§ RECORD EXCERPTS:
++++++++++++++++++++

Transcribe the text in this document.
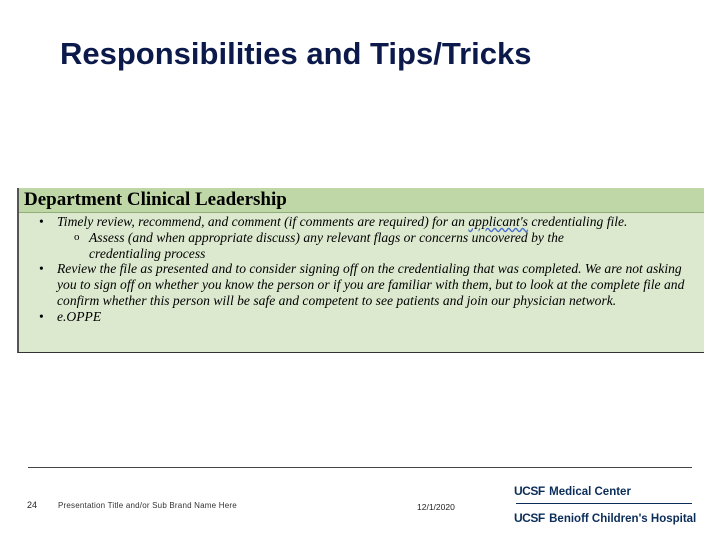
Responsibilities and Tips/Tricks
Department Clinical Leadership
• Timely review, recommend, and comment (if comments are required) for an applicant's credentialing file.
o Assess (and when appropriate discuss) any relevant flags or concerns uncovered by the credentialing process
• Review the file as presented and to consider signing off on the credentialing that was completed. We are not asking you to sign off on whether you know the person or if you are familiar with them, but to look at the complete file and confirm whether this person will be safe and competent to see patients and join our physician network.
• e.OPPE
24	Presentation Title and/or Sub Brand Name Here	12/1/2020
UCSF
Medical Center
UCSF
Benioff Children's Hospital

++++++++++++++++++++

§ TASK OBJECTIVE:
Write out the data once more exactly, omitting the pictures.

§ COMPLETED EXERCISE:
Transcribe the text in this document.
Responsibilities and Tips/Tricks
Department Clinical Leadership
• Timely review, recommend, and comment (if comments are required) for an applicant's credentialing file.
o Assess (and when appropriate discuss) any relevant flags or concerns uncovered by the credentialing process
• Review the file as presented and to consider signing off on the credentialing that was completed. We are not asking you to sign off on whether you know the person or if you are familiar with them, but to look at the complete file and confirm whether this person will be safe and competent to see patients and join our physician network.
• e.OPPE
24	Presentation Title and/or Sub Brand Name Here	12/1/2020
UCSF
Medical Center
UCSF
Benioff Children's Hospital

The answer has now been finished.